[Items from a dataset]

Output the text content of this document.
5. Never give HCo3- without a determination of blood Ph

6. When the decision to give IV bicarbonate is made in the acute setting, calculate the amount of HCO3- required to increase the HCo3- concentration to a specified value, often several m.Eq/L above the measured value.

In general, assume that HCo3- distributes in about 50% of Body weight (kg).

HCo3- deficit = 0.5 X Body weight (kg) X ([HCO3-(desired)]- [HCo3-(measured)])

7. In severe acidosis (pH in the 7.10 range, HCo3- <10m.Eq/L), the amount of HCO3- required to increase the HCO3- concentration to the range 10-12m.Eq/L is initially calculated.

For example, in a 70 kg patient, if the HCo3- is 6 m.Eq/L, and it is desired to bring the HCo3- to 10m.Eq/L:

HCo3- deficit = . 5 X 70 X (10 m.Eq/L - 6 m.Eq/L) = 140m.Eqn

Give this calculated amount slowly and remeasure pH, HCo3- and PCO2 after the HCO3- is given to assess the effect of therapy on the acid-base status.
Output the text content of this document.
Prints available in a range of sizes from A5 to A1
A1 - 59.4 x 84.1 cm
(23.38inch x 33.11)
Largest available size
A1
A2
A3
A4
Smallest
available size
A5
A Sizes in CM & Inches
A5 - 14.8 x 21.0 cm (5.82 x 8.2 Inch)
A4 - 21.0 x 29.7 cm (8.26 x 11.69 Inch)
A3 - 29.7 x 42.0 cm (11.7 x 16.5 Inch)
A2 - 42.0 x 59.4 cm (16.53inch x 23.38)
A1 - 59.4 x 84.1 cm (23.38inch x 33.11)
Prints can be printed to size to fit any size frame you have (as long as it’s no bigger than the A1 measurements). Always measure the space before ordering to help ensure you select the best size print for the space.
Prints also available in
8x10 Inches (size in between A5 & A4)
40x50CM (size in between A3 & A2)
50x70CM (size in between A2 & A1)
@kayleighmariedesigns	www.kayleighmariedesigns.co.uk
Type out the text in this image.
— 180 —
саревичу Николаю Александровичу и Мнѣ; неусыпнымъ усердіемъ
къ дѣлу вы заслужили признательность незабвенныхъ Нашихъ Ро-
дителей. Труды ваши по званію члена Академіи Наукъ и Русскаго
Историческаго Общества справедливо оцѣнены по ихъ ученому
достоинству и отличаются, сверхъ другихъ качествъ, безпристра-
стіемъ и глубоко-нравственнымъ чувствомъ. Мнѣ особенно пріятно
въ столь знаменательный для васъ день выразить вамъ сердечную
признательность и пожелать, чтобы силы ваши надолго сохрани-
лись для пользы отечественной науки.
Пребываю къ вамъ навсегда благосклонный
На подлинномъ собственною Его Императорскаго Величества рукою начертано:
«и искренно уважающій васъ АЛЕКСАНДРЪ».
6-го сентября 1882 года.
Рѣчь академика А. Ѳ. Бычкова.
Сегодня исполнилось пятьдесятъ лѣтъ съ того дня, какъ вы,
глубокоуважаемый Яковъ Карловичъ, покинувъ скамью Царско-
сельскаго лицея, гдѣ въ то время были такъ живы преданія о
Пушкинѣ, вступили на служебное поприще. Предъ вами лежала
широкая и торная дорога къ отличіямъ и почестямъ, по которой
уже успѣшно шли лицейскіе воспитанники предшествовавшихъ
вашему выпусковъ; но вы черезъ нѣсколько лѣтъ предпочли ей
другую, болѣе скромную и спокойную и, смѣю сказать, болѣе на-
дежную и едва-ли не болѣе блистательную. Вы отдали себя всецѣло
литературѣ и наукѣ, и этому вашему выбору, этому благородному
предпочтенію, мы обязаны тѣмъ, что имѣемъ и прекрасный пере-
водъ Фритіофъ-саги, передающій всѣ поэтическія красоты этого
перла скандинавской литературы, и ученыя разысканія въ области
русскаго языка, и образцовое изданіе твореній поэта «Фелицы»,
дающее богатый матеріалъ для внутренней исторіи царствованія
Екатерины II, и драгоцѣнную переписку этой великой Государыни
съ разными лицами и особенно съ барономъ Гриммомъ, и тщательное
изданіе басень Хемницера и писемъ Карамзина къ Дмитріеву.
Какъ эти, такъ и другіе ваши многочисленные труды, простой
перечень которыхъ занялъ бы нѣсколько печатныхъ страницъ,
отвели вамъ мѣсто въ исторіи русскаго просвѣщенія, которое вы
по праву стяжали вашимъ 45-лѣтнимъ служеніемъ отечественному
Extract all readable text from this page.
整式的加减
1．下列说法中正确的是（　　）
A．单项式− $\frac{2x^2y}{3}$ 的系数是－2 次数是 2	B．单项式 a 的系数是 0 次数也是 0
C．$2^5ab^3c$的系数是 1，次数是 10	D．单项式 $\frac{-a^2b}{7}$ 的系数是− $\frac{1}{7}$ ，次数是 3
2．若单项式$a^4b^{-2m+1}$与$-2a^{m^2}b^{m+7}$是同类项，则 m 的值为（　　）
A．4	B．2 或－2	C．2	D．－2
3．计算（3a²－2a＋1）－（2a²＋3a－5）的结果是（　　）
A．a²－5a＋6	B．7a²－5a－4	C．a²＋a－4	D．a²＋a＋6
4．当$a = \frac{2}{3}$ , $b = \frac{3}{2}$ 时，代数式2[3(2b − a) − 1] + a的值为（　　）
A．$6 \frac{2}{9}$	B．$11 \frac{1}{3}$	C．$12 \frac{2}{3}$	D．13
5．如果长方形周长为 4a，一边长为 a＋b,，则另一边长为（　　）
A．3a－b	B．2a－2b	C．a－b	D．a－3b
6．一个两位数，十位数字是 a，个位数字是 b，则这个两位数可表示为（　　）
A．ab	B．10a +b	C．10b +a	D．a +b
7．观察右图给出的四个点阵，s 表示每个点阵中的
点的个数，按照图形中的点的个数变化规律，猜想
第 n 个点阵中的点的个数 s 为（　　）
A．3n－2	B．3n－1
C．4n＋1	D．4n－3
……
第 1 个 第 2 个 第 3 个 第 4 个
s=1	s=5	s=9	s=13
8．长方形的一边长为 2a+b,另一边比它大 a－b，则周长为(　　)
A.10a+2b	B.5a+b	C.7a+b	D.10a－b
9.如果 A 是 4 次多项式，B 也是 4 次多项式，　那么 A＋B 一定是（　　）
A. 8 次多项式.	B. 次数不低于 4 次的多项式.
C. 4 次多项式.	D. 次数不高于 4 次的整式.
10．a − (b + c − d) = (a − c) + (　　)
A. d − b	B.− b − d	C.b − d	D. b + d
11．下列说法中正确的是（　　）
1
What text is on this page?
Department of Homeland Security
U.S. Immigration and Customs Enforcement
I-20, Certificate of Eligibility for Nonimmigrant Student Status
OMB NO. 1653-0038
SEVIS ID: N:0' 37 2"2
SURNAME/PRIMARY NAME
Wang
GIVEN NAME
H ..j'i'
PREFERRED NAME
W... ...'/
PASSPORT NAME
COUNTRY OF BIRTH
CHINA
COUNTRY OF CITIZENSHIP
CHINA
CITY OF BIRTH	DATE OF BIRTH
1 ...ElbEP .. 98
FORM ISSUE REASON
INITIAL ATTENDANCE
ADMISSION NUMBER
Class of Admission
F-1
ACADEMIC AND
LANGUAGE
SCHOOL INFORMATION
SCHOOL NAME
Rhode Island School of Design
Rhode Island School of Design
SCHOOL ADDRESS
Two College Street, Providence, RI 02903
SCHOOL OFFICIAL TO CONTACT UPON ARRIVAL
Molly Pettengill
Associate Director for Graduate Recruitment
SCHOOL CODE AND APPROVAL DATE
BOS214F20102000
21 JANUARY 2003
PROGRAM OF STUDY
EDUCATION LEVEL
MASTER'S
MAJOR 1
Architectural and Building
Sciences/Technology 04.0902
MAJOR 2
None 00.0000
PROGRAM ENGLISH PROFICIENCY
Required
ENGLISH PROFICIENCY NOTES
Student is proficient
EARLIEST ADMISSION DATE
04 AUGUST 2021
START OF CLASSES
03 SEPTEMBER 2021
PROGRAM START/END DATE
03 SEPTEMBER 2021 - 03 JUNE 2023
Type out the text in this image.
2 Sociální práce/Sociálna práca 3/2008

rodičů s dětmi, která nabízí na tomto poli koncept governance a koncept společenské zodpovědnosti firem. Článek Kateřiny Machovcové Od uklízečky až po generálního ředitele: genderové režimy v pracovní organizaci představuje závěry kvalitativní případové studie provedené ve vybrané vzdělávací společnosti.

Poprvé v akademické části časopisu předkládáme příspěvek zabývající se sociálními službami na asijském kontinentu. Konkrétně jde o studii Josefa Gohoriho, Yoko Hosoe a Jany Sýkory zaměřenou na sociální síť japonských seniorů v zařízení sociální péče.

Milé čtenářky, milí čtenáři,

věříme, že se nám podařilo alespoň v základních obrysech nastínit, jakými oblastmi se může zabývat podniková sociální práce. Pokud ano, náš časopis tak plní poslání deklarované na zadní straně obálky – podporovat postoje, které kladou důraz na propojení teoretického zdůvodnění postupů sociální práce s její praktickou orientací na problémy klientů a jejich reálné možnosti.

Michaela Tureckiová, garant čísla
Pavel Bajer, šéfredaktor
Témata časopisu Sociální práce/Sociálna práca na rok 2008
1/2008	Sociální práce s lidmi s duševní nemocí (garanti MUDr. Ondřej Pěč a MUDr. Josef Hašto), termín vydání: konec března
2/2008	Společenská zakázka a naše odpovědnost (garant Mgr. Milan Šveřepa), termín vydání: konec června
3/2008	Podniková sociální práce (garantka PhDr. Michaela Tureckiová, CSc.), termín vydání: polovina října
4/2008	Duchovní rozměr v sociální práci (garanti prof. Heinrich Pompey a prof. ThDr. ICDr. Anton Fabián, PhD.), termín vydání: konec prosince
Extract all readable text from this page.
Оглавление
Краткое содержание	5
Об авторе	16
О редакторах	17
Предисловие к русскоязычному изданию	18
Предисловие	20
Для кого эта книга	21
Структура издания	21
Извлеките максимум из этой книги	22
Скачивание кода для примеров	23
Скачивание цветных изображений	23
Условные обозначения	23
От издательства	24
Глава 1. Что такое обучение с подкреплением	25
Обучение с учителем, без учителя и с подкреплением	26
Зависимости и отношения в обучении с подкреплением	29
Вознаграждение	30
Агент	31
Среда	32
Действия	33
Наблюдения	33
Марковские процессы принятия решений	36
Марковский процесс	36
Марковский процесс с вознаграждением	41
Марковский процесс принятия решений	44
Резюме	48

■ STATED GOAL ■
Show every line in the entries where the string "frac" occurs.

■ TASK SOLUTION ■
A．单项式− $\frac{2x^2y}{3}$ 的系数是－2 次数是 2	B．单项式 a 的系数是 0 次数也是 0
C．$2^5ab^3c$的系数是 1，次数是 10	D．单项式 $\frac{-a^2b}{7}$ 的系数是− $\frac{1}{7}$ ，次数是 3
4．当$a = \frac{2}{3}$ , $b = \frac{3}{2}$ 时，代数式2[3(2b − a) − 1] + a的值为（　　）
A．$6 \frac{2}{9}$	B．$11 \frac{1}{3}$	C．$12 \frac{2}{3}$	D．13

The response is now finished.